#### Exercise goal:
From the entries that follow, gather each line holding the word "this".

++++++++++

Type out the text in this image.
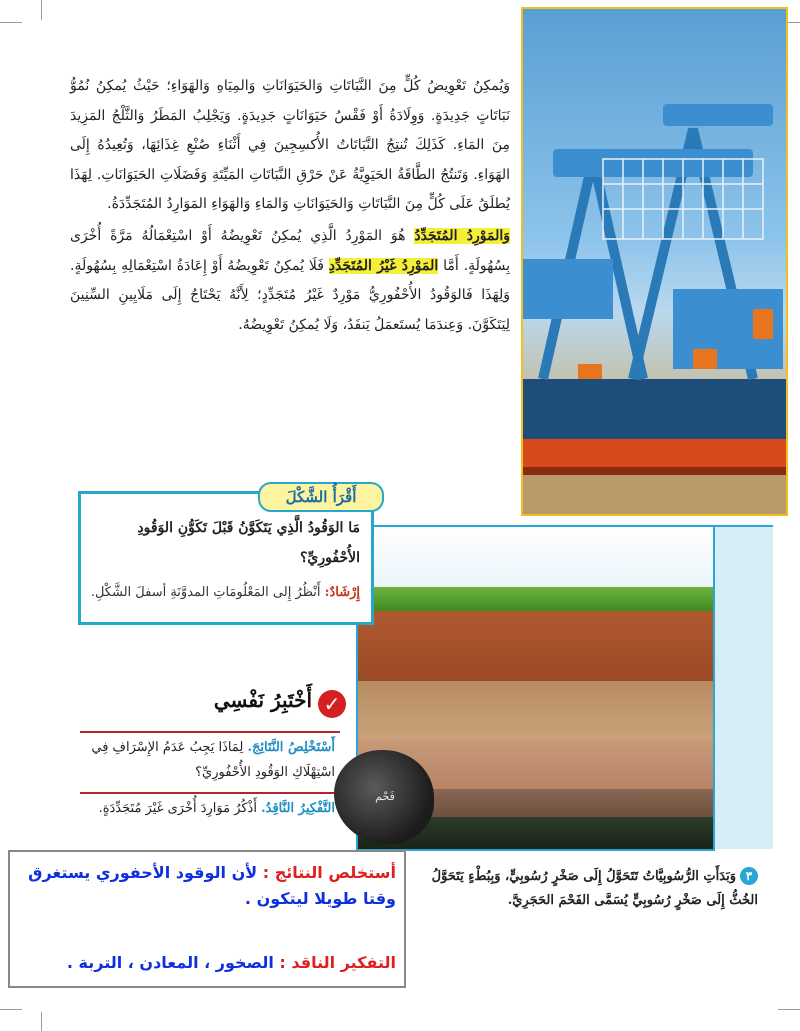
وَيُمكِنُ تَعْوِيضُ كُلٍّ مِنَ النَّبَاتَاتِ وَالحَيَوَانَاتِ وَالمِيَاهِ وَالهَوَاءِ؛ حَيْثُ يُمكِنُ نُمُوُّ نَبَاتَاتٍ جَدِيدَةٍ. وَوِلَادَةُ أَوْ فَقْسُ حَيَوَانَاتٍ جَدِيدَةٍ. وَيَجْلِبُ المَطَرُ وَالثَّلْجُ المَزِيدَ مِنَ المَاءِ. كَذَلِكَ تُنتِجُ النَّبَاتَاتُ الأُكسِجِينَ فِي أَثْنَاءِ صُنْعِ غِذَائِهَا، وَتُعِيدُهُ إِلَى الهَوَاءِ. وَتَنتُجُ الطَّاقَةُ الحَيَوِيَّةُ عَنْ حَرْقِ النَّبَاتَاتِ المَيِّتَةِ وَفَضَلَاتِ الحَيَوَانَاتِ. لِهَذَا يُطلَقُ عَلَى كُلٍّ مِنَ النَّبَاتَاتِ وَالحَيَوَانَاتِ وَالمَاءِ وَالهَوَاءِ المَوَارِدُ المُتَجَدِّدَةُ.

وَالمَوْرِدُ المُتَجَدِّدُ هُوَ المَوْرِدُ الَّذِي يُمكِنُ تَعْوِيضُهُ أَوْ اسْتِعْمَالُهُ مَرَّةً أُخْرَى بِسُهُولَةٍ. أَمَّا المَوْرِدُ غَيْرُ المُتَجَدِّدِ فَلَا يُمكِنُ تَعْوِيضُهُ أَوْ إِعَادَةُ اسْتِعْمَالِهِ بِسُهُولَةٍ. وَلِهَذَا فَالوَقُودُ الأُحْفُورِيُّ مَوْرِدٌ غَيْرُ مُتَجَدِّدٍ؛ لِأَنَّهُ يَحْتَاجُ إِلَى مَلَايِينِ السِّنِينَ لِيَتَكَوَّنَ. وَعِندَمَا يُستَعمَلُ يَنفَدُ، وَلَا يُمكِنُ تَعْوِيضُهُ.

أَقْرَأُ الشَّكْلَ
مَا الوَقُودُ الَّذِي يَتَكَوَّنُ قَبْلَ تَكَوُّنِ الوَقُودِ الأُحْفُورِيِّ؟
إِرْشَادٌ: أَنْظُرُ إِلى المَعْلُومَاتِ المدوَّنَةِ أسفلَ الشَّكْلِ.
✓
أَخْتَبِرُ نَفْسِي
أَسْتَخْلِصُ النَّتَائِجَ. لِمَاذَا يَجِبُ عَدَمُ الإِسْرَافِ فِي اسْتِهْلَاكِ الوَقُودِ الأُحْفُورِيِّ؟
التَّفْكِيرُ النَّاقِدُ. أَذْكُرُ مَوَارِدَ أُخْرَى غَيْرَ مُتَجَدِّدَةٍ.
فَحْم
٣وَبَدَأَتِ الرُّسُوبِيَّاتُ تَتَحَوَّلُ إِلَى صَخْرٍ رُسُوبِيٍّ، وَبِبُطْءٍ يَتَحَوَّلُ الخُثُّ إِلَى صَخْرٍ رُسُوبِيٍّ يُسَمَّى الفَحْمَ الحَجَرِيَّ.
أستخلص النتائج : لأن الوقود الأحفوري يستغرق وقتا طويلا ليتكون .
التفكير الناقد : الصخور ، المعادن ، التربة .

++++++++++

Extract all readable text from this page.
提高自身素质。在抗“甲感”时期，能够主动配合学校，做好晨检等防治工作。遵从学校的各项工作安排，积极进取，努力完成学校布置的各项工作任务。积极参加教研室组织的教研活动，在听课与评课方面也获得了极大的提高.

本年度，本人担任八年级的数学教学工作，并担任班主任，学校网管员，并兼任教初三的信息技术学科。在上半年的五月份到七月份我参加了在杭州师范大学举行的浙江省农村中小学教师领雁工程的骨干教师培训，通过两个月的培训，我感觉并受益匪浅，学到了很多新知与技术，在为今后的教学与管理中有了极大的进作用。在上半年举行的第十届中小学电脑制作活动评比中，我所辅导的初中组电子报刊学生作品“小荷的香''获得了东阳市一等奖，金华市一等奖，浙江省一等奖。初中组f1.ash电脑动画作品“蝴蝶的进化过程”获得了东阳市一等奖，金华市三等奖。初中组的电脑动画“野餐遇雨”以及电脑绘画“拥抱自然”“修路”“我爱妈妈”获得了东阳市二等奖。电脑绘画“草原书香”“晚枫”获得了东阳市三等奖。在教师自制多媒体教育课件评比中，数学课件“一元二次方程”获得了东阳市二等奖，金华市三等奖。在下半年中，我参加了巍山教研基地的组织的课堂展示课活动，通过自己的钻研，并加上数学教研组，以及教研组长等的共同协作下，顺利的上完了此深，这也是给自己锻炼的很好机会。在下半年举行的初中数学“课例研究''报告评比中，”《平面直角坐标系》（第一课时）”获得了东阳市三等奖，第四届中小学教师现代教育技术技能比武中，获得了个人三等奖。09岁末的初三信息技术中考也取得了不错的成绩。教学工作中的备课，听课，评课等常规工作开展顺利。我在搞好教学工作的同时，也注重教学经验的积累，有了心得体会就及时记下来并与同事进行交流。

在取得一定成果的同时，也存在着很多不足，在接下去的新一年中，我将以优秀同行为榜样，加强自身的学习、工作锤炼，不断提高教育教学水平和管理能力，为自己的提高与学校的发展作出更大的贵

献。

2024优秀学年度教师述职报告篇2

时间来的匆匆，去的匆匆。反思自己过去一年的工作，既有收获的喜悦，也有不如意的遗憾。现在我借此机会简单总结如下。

++++++++++

#### In response:
Type out the text in this image.
Extract all readable text from this page.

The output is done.